Retype the whole listing, please, keeping every line exact and dropping the pictures.

ENTRIES SUPPLIED:

** Begin **

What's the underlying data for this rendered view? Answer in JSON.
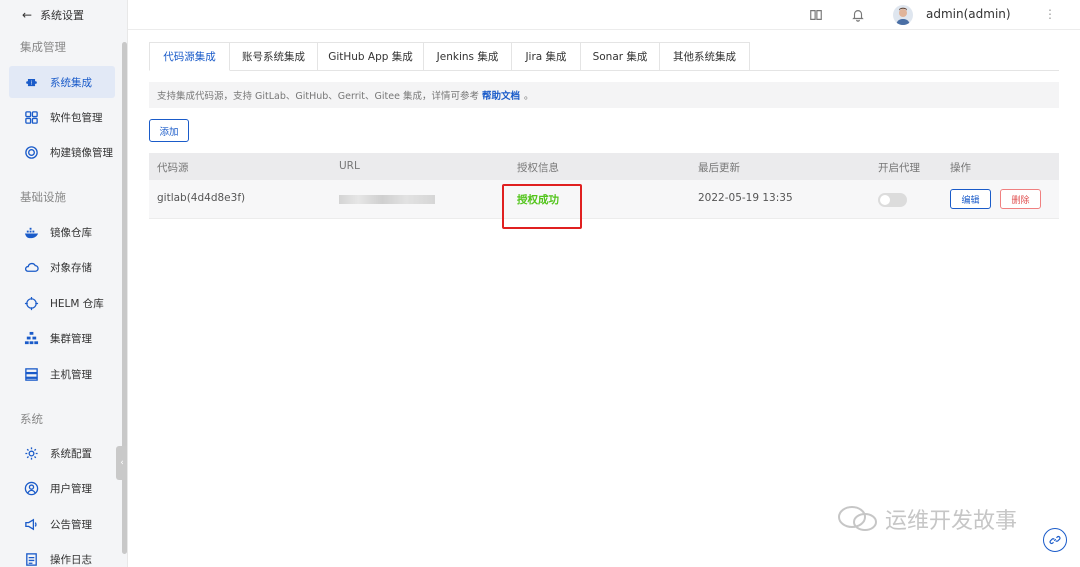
{
  "sidebar": {
    "back_label": "系统设置",
    "groups": [
      {
        "title": "集成管理",
        "items": [
          {
            "label": "系统集成",
            "icon": "command-icon",
            "active": true
          },
          {
            "label": "软件包管理",
            "icon": "grid-icon"
          },
          {
            "label": "构建镜像管理",
            "icon": "image-build-icon"
          }
        ]
      },
      {
        "title": "基础设施",
        "items": [
          {
            "label": "镜像仓库",
            "icon": "docker-icon"
          },
          {
            "label": "对象存储",
            "icon": "cloud-icon"
          },
          {
            "label": "HELM 仓库",
            "icon": "helm-icon"
          },
          {
            "label": "集群管理",
            "icon": "cluster-icon"
          },
          {
            "label": "主机管理",
            "icon": "server-icon"
          }
        ]
      },
      {
        "title": "系统",
        "items": [
          {
            "label": "系统配置",
            "icon": "settings-icon"
          },
          {
            "label": "用户管理",
            "icon": "user-icon"
          },
          {
            "label": "公告管理",
            "icon": "megaphone-icon"
          },
          {
            "label": "操作日志",
            "icon": "log-icon"
          }
        ]
      }
    ]
  },
  "header": {
    "user": "admin(admin)"
  },
  "tabs": [
    {
      "label": "代码源集成",
      "active": true
    },
    {
      "label": "账号系统集成"
    },
    {
      "label": "GitHub App 集成"
    },
    {
      "label": "Jenkins 集成"
    },
    {
      "label": "Jira 集成"
    },
    {
      "label": "Sonar 集成"
    },
    {
      "label": "其他系统集成"
    }
  ],
  "info": {
    "text": "支持集成代码源，支持 GitLab、GitHub、Gerrit、Gitee 集成，详情可参考",
    "link": "帮助文档",
    "suffix": "。"
  },
  "add_label": "添加",
  "table": {
    "headers": [
      "代码源",
      "URL",
      "授权信息",
      "最后更新",
      "开启代理",
      "操作"
    ],
    "rows": [
      {
        "source": "gitlab(4d4d8e3f)",
        "auth": "授权成功",
        "updated": "2022-05-19 13:35",
        "proxy": false
      }
    ],
    "edit_label": "编辑",
    "delete_label": "删除"
  },
  "watermark": "运维开发故事",
  "colors": {
    "primary": "#1a5bc9",
    "success": "#52c41a",
    "danger": "#e05050",
    "highlight": "#e02020"
  }
}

** End **

RESULT:
What's the underlying data for this rendered view? Answer in JSON.
{
  "sidebar": {
    "back_label": "系统设置",
    "groups": [
      {
        "title": "集成管理",
        "items": [
          {
            "label": "系统集成",
            "icon": "command-icon",
            "active": true
          },
          {
            "label": "软件包管理",
            "icon": "grid-icon"
          },
          {
            "label": "构建镜像管理",
            "icon": "image-build-icon"
          }
        ]
      },
      {
        "title": "基础设施",
        "items": [
          {
            "label": "镜像仓库",
            "icon": "docker-icon"
          },
          {
            "label": "对象存储",
            "icon": "cloud-icon"
          },
          {
            "label": "HELM 仓库",
            "icon": "helm-icon"
          },
          {
            "label": "集群管理",
            "icon": "cluster-icon"
          },
          {
            "label": "主机管理",
            "icon": "server-icon"
          }
        ]
      },
      {
        "title": "系统",
        "items": [
          {
            "label": "系统配置",
            "icon": "settings-icon"
          },
          {
            "label": "用户管理",
            "icon": "user-icon"
          },
          {
            "label": "公告管理",
            "icon": "megaphone-icon"
          },
          {
            "label": "操作日志",
            "icon": "log-icon"
          }
        ]
      }
    ]
  },
  "header": {
    "user": "admin(admin)"
  },
  "tabs": [
    {
      "label": "代码源集成",
      "active": true
    },
    {
      "label": "账号系统集成"
    },
    {
      "label": "GitHub App 集成"
    },
    {
      "label": "Jenkins 集成"
    },
    {
      "label": "Jira 集成"
    },
    {
      "label": "Sonar 集成"
    },
    {
      "label": "其他系统集成"
    }
  ],
  "info": {
    "text": "支持集成代码源，支持 GitLab、GitHub、Gerrit、Gitee 集成，详情可参考",
    "link": "帮助文档",
    "suffix": "。"
  },
  "add_label": "添加",
  "table": {
    "headers": [
      "代码源",
      "URL",
      "授权信息",
      "最后更新",
      "开启代理",
      "操作"
    ],
    "rows": [
      {
        "source": "gitlab(4d4d8e3f)",
        "auth": "授权成功",
        "updated": "2022-05-19 13:35",
        "proxy": false
      }
    ],
    "edit_label": "编辑",
    "delete_label": "删除"
  },
  "watermark": "运维开发故事",
  "colors": {
    "primary": "#1a5bc9",
    "success": "#52c41a",
    "danger": "#e05050",
    "highlight": "#e02020"
  }
}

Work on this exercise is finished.